• _What the task requires_
Go through the listing and copy each line with the string "Floor".

• _Given entries_
·····
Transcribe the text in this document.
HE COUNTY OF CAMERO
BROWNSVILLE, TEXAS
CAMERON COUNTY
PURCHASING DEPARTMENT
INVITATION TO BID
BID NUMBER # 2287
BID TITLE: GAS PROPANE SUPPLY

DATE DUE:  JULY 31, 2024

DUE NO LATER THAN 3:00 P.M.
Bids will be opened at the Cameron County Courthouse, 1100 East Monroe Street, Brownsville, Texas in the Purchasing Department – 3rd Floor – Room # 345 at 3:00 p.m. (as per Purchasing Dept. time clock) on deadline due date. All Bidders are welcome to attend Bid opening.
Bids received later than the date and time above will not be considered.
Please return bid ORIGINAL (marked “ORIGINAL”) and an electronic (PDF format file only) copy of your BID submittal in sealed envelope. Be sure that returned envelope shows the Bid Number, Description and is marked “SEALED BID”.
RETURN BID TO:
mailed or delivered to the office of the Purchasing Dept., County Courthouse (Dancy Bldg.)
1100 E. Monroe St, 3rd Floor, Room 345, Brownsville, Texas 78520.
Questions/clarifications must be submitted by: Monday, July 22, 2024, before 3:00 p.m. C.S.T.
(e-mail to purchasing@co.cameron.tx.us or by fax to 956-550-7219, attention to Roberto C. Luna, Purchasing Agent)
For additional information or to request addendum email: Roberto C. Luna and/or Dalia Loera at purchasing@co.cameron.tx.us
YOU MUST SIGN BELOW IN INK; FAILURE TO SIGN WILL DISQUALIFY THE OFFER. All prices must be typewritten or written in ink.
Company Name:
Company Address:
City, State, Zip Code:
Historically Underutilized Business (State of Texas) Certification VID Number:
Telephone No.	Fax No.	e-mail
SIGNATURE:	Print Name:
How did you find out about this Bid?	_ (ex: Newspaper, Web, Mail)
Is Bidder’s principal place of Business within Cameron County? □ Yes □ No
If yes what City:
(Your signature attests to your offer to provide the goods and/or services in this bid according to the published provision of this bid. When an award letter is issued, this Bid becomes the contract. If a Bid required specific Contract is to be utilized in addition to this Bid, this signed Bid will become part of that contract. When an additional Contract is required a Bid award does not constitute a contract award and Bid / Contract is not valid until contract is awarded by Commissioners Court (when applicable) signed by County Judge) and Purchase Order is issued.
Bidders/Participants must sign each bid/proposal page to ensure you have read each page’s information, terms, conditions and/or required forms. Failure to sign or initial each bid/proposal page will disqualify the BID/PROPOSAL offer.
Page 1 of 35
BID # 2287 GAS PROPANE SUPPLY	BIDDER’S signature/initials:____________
·····
• _Result of this task_
Bids will be opened at the Cameron County Courthouse, 1100 East Monroe Street, Brownsville, Texas in the Purchasing Department – 3rd Floor – Room # 345 at 3:00 p.m. (as per Purchasing Dept. time clock) on deadline due date. All Bidders are welcome to attend Bid opening.
1100 E. Monroe St, 3rd Floor, Room 345, Brownsville, Texas 78520.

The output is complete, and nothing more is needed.